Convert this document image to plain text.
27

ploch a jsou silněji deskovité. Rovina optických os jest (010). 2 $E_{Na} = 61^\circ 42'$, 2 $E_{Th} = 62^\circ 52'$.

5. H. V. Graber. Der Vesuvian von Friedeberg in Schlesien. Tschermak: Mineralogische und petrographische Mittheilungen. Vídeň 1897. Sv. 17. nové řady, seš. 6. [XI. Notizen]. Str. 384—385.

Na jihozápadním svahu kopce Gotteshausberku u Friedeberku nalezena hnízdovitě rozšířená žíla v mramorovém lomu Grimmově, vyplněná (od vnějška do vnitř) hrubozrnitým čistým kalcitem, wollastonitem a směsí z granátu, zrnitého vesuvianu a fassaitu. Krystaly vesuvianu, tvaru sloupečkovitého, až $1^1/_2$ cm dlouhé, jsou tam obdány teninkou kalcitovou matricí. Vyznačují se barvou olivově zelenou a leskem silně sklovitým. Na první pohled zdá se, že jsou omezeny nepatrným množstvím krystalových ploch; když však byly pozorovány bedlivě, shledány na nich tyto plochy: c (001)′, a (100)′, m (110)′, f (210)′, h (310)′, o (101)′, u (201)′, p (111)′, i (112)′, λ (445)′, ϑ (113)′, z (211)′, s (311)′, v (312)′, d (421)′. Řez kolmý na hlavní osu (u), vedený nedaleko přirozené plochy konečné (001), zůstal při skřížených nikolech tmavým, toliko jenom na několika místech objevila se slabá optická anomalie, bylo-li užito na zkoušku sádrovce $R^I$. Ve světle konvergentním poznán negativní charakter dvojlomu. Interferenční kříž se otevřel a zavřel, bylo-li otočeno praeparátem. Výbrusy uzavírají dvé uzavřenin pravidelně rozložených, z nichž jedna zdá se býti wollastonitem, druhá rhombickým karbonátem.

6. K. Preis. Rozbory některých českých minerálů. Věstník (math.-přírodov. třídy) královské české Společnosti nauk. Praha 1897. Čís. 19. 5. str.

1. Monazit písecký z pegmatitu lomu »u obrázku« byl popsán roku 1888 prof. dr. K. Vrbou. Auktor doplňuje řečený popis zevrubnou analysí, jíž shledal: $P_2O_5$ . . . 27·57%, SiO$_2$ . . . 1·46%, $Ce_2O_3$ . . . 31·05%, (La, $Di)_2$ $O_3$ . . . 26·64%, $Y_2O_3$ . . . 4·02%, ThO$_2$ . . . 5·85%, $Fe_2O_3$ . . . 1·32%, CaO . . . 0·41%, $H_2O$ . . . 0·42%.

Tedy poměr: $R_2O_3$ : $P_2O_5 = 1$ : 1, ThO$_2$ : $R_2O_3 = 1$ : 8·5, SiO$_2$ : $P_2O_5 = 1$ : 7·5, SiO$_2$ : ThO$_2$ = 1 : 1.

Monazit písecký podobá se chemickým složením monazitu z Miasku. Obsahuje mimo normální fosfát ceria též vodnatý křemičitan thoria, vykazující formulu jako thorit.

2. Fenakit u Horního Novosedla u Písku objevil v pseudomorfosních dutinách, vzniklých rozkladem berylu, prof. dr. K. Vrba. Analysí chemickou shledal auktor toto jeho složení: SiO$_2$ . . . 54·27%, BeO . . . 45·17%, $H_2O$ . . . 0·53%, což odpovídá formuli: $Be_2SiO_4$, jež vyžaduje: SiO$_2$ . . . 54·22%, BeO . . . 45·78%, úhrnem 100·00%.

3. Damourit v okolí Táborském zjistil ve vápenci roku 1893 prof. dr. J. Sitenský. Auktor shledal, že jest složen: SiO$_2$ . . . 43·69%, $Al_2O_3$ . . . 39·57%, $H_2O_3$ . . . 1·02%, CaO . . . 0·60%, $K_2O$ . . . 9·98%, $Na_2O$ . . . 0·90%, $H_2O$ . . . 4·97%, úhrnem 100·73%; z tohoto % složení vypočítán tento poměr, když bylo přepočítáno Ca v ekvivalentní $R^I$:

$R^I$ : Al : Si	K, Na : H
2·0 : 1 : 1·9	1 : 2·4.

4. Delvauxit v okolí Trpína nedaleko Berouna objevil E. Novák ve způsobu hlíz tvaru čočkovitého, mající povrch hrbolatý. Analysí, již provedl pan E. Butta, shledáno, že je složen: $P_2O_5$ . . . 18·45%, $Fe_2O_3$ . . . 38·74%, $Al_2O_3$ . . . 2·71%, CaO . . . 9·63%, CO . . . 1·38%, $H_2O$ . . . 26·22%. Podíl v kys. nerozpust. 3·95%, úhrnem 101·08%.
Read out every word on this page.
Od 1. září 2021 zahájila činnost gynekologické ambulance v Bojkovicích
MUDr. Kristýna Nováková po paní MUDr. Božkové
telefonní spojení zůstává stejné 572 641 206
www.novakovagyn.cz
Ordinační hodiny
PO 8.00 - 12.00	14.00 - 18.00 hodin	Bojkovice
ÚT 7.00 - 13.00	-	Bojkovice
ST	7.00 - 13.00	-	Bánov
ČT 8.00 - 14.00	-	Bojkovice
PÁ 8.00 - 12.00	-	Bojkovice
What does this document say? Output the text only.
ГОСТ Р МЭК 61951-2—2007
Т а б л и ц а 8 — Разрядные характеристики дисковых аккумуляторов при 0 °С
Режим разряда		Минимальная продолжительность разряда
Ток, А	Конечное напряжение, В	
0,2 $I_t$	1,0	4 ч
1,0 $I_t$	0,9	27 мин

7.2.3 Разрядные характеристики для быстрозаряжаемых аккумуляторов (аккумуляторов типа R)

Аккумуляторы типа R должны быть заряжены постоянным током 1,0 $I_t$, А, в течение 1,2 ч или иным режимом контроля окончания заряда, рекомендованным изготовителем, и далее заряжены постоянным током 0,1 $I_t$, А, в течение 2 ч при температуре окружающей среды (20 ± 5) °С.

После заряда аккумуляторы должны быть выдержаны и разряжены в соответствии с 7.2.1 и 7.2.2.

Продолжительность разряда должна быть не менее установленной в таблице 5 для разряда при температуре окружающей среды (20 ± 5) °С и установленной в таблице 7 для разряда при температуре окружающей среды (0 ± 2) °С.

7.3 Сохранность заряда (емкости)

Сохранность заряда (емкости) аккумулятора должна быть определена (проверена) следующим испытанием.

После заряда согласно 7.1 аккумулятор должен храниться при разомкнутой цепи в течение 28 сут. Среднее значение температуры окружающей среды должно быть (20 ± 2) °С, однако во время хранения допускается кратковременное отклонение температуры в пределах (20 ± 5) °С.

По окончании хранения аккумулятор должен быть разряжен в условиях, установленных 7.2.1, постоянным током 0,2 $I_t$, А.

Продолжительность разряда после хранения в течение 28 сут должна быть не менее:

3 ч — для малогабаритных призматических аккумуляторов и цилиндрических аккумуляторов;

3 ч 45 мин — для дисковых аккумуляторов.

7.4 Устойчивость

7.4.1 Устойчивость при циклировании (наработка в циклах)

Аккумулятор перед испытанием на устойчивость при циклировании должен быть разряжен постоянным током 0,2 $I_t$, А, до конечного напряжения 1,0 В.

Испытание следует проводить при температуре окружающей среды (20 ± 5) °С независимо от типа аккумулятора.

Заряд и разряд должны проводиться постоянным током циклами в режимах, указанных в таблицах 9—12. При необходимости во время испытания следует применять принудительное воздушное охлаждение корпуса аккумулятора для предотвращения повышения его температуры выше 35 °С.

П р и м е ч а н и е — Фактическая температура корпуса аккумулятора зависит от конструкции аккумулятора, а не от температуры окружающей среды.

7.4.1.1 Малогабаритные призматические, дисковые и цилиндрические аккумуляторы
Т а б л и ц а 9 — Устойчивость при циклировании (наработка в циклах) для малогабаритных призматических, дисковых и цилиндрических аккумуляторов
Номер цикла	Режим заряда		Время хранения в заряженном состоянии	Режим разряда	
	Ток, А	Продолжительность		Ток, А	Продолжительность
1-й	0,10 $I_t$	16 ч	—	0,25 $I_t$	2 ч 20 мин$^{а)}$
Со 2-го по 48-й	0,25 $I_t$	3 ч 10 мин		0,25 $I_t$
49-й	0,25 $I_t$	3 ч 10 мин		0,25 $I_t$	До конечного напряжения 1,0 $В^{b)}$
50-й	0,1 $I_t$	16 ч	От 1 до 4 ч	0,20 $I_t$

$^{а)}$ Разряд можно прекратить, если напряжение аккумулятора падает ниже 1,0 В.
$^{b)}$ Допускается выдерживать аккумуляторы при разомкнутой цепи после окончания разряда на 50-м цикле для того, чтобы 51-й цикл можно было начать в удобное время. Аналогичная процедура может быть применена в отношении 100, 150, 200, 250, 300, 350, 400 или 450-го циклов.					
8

(What to work on) Out of the material above, gather each line where "призматических" appears.

(Reply to the task)
3 ч — для малогабаритных призматических аккумуляторов и цилиндрических аккумуляторов;
Т а б л и ц а 9 — Устойчивость при циклировании (наработка в циклах) для малогабаритных призматических, дисковых и цилиндрических аккумуляторов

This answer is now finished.